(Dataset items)
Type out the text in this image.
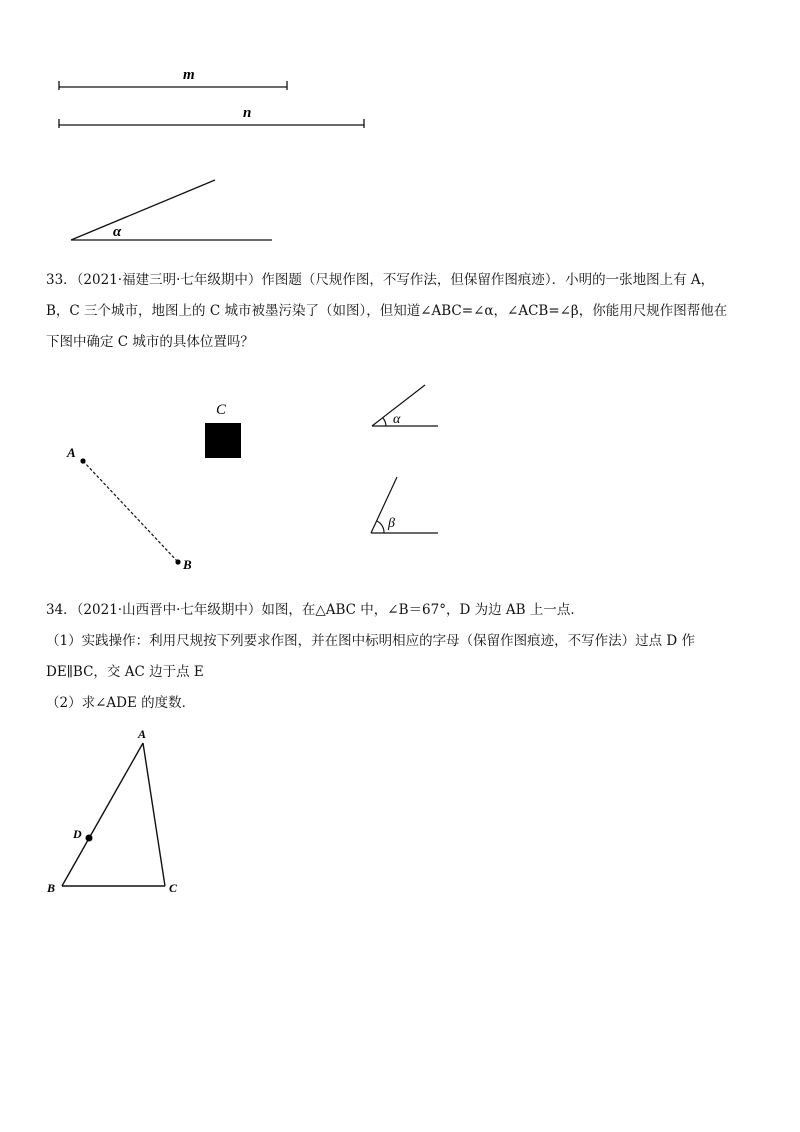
m
n
α
C
A
B
α
β
A
D
B	C
33．（2021·福建三明·七年级期中）作图题（尺规作图，不写作法，但保留作图痕迹）．小明的一张地图上有 A，
B，C 三个城市，地图上的 C 城市被墨污染了（如图），但知道∠ABC=∠α，∠ACB=∠β，你能用尺规作图帮他在
下图中确定 C 城市的具体位置吗？
34．（2021·山西晋中·七年级期中）如图，在△ABC 中，∠B＝67°，D 为边 AB 上一点．
（1）实践操作：利用尺规按下列要求作图，并在图中标明相应的字母（保留作图痕迹，不写作法）过点 D 作
DE∥BC，交 AC 边于点 E
（2）求∠ADE 的度数．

## Written exercise
Retype the entries word for word. Omit any images.

## Output for this task
Type out the text in this image.
m
n
α
C
A
B
α
β
A
D
B	C
33．（2021·福建三明·七年级期中）作图题（尺规作图，不写作法，但保留作图痕迹）．小明的一张地图上有 A，
B，C 三个城市，地图上的 C 城市被墨污染了（如图），但知道∠ABC=∠α，∠ACB=∠β，你能用尺规作图帮他在
下图中确定 C 城市的具体位置吗？
34．（2021·山西晋中·七年级期中）如图，在△ABC 中，∠B＝67°，D 为边 AB 上一点．
（1）实践操作：利用尺规按下列要求作图，并在图中标明相应的字母（保留作图痕迹，不写作法）过点 D 作
DE∥BC，交 AC 边于点 E
（2）求∠ADE 的度数．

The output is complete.